* _EXERCISE GOAL_: In the listing below, change "card-slot" to "card-socket" in every line, keeping all other text the same.

Begin DATA SHOWN

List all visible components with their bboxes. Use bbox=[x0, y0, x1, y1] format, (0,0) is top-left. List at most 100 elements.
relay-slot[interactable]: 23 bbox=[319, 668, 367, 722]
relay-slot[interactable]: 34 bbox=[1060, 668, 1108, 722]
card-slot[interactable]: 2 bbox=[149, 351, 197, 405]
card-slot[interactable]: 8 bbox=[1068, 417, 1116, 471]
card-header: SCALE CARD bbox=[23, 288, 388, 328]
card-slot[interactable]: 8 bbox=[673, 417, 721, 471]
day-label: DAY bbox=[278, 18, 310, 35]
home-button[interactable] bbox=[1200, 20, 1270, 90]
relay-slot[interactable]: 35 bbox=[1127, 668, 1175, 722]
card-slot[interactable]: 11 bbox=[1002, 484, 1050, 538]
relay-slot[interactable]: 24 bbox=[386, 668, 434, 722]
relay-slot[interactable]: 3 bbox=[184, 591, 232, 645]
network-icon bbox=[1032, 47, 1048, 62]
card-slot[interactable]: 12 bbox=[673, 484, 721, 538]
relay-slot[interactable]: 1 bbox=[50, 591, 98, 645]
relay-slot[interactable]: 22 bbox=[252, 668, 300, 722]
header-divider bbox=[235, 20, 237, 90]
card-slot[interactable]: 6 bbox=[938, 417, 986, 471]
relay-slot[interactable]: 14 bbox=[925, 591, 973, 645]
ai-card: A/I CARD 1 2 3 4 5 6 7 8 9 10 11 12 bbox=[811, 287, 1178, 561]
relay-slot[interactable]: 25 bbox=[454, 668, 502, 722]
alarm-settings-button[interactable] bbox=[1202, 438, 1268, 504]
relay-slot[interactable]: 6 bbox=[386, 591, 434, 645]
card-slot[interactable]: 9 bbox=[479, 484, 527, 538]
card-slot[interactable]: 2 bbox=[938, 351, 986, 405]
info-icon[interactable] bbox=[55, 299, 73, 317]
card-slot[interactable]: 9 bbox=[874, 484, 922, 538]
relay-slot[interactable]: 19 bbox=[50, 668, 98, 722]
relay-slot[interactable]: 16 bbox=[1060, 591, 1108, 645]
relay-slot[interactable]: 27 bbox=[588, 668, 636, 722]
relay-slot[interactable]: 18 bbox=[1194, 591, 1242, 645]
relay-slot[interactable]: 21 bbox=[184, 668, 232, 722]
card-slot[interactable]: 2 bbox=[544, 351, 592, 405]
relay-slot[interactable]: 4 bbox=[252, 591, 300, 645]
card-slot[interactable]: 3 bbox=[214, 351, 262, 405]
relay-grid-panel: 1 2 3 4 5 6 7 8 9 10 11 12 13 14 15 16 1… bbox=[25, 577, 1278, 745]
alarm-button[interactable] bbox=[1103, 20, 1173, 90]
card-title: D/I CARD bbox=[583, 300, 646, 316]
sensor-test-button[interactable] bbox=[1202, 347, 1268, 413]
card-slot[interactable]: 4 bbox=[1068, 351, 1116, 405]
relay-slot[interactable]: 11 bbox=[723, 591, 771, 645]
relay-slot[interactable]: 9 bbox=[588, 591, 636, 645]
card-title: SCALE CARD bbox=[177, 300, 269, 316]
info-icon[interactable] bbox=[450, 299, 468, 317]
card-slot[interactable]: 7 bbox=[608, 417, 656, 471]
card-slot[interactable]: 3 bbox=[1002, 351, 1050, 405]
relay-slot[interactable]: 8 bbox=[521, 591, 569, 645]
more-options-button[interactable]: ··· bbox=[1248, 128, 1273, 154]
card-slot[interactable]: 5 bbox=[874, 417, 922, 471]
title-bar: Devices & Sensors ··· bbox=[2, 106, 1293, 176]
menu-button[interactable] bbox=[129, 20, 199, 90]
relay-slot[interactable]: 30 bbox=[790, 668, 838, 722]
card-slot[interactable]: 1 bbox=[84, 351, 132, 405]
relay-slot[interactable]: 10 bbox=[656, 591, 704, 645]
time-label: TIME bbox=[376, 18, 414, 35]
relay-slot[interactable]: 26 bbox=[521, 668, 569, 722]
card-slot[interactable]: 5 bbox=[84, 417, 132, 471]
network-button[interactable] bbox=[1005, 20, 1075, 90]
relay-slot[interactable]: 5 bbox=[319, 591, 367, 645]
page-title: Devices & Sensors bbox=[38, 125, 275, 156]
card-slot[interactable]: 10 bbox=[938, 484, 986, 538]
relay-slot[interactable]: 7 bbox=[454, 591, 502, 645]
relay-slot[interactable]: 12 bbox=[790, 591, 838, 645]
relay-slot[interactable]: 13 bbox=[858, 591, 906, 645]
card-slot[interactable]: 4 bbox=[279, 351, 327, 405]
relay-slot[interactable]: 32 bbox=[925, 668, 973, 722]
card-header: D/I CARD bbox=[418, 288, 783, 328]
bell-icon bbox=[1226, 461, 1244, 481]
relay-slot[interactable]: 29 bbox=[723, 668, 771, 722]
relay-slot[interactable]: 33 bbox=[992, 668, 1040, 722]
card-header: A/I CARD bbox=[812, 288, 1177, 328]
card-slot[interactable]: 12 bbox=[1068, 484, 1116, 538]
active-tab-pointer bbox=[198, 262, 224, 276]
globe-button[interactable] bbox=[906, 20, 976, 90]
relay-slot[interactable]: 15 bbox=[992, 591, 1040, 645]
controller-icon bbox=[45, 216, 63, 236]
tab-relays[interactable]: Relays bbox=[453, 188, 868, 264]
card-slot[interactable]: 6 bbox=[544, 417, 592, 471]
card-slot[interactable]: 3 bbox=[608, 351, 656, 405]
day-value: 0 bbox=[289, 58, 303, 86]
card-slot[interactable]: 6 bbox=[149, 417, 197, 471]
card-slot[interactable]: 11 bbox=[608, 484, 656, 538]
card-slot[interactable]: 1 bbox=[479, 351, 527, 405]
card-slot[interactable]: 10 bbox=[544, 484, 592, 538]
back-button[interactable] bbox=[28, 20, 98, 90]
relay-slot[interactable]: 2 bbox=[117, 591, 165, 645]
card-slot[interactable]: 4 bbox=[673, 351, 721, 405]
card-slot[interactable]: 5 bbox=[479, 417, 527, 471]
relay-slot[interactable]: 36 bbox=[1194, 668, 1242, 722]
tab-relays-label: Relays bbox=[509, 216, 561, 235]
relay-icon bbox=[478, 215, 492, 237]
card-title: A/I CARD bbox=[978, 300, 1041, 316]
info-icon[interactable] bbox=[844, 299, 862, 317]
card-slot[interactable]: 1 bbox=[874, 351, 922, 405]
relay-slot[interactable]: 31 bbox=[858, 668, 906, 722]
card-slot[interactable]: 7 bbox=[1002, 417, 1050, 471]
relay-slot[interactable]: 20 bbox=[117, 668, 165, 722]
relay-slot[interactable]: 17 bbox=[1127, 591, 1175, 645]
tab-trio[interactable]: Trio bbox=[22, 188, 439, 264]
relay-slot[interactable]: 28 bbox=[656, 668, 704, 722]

End DATA SHOWN

* _ANSWER TO THE PROBLEM_:
List all visible components with their bboxes. Use bbox=[x0, y0, x1, y1] format, (0,0) is top-left. List at most 100 elements.
relay-slot[interactable]: 23 bbox=[319, 668, 367, 722]
relay-slot[interactable]: 34 bbox=[1060, 668, 1108, 722]
card-socket[interactable]: 2 bbox=[149, 351, 197, 405]
card-socket[interactable]: 8 bbox=[1068, 417, 1116, 471]
card-header: SCALE CARD bbox=[23, 288, 388, 328]
card-socket[interactable]: 8 bbox=[673, 417, 721, 471]
day-label: DAY bbox=[278, 18, 310, 35]
home-button[interactable] bbox=[1200, 20, 1270, 90]
relay-slot[interactable]: 35 bbox=[1127, 668, 1175, 722]
card-socket[interactable]: 11 bbox=[1002, 484, 1050, 538]
relay-slot[interactable]: 24 bbox=[386, 668, 434, 722]
relay-slot[interactable]: 3 bbox=[184, 591, 232, 645]
network-icon bbox=[1032, 47, 1048, 62]
card-socket[interactable]: 12 bbox=[673, 484, 721, 538]
relay-slot[interactable]: 1 bbox=[50, 591, 98, 645]
relay-slot[interactable]: 22 bbox=[252, 668, 300, 722]
header-divider bbox=[235, 20, 237, 90]
card-socket[interactable]: 6 bbox=[938, 417, 986, 471]
relay-slot[interactable]: 14 bbox=[925, 591, 973, 645]
ai-card: A/I CARD 1 2 3 4 5 6 7 8 9 10 11 12 bbox=[811, 287, 1178, 561]
relay-slot[interactable]: 25 bbox=[454, 668, 502, 722]
alarm-settings-button[interactable] bbox=[1202, 438, 1268, 504]
relay-slot[interactable]: 6 bbox=[386, 591, 434, 645]
card-socket[interactable]: 9 bbox=[479, 484, 527, 538]
card-socket[interactable]: 2 bbox=[938, 351, 986, 405]
info-icon[interactable] bbox=[55, 299, 73, 317]
card-socket[interactable]: 9 bbox=[874, 484, 922, 538]
relay-slot[interactable]: 19 bbox=[50, 668, 98, 722]
relay-slot[interactable]: 16 bbox=[1060, 591, 1108, 645]
relay-slot[interactable]: 27 bbox=[588, 668, 636, 722]
relay-slot[interactable]: 18 bbox=[1194, 591, 1242, 645]
relay-slot[interactable]: 21 bbox=[184, 668, 232, 722]
card-socket[interactable]: 2 bbox=[544, 351, 592, 405]
relay-slot[interactable]: 4 bbox=[252, 591, 300, 645]
card-socket[interactable]: 3 bbox=[214, 351, 262, 405]
relay-grid-panel: 1 2 3 4 5 6 7 8 9 10 11 12 13 14 15 16 1… bbox=[25, 577, 1278, 745]
alarm-button[interactable] bbox=[1103, 20, 1173, 90]
card-title: D/I CARD bbox=[583, 300, 646, 316]
sensor-test-button[interactable] bbox=[1202, 347, 1268, 413]
card-socket[interactable]: 4 bbox=[1068, 351, 1116, 405]
relay-slot[interactable]: 11 bbox=[723, 591, 771, 645]
relay-slot[interactable]: 9 bbox=[588, 591, 636, 645]
card-title: SCALE CARD bbox=[177, 300, 269, 316]
info-icon[interactable] bbox=[450, 299, 468, 317]
card-socket[interactable]: 7 bbox=[608, 417, 656, 471]
card-socket[interactable]: 3 bbox=[1002, 351, 1050, 405]
relay-slot[interactable]: 8 bbox=[521, 591, 569, 645]
more-options-button[interactable]: ··· bbox=[1248, 128, 1273, 154]
card-socket[interactable]: 5 bbox=[874, 417, 922, 471]
title-bar: Devices & Sensors ··· bbox=[2, 106, 1293, 176]
menu-button[interactable] bbox=[129, 20, 199, 90]
relay-slot[interactable]: 30 bbox=[790, 668, 838, 722]
card-socket[interactable]: 1 bbox=[84, 351, 132, 405]
relay-slot[interactable]: 10 bbox=[656, 591, 704, 645]
time-label: TIME bbox=[376, 18, 414, 35]
relay-slot[interactable]: 26 bbox=[521, 668, 569, 722]
card-socket[interactable]: 5 bbox=[84, 417, 132, 471]
network-button[interactable] bbox=[1005, 20, 1075, 90]
relay-slot[interactable]: 5 bbox=[319, 591, 367, 645]
page-title: Devices & Sensors bbox=[38, 125, 275, 156]
card-socket[interactable]: 10 bbox=[938, 484, 986, 538]
relay-slot[interactable]: 7 bbox=[454, 591, 502, 645]
relay-slot[interactable]: 12 bbox=[790, 591, 838, 645]
relay-slot[interactable]: 13 bbox=[858, 591, 906, 645]
card-socket[interactable]: 4 bbox=[279, 351, 327, 405]
relay-slot[interactable]: 32 bbox=[925, 668, 973, 722]
card-header: D/I CARD bbox=[418, 288, 783, 328]
bell-icon bbox=[1226, 461, 1244, 481]
relay-slot[interactable]: 29 bbox=[723, 668, 771, 722]
relay-slot[interactable]: 33 bbox=[992, 668, 1040, 722]
card-header: A/I CARD bbox=[812, 288, 1177, 328]
card-socket[interactable]: 12 bbox=[1068, 484, 1116, 538]
active-tab-pointer bbox=[198, 262, 224, 276]
globe-button[interactable] bbox=[906, 20, 976, 90]
relay-slot[interactable]: 15 bbox=[992, 591, 1040, 645]
controller-icon bbox=[45, 216, 63, 236]
tab-relays[interactable]: Relays bbox=[453, 188, 868, 264]
card-socket[interactable]: 6 bbox=[544, 417, 592, 471]
card-socket[interactable]: 3 bbox=[608, 351, 656, 405]
day-value: 0 bbox=[289, 58, 303, 86]
card-socket[interactable]: 6 bbox=[149, 417, 197, 471]
card-socket[interactable]: 11 bbox=[608, 484, 656, 538]
card-socket[interactable]: 1 bbox=[479, 351, 527, 405]
card-socket[interactable]: 10 bbox=[544, 484, 592, 538]
back-button[interactable] bbox=[28, 20, 98, 90]
relay-slot[interactable]: 2 bbox=[117, 591, 165, 645]
card-socket[interactable]: 4 bbox=[673, 351, 721, 405]
card-socket[interactable]: 5 bbox=[479, 417, 527, 471]
relay-slot[interactable]: 36 bbox=[1194, 668, 1242, 722]
tab-relays-label: Relays bbox=[509, 216, 561, 235]
relay-icon bbox=[478, 215, 492, 237]
card-title: A/I CARD bbox=[978, 300, 1041, 316]
info-icon[interactable] bbox=[844, 299, 862, 317]
card-socket[interactable]: 1 bbox=[874, 351, 922, 405]
relay-slot[interactable]: 31 bbox=[858, 668, 906, 722]
card-socket[interactable]: 7 bbox=[1002, 417, 1050, 471]
relay-slot[interactable]: 20 bbox=[117, 668, 165, 722]
relay-slot[interactable]: 17 bbox=[1127, 591, 1175, 645]
tab-trio[interactable]: Trio bbox=[22, 188, 439, 264]
relay-slot[interactable]: 28 bbox=[656, 668, 704, 722]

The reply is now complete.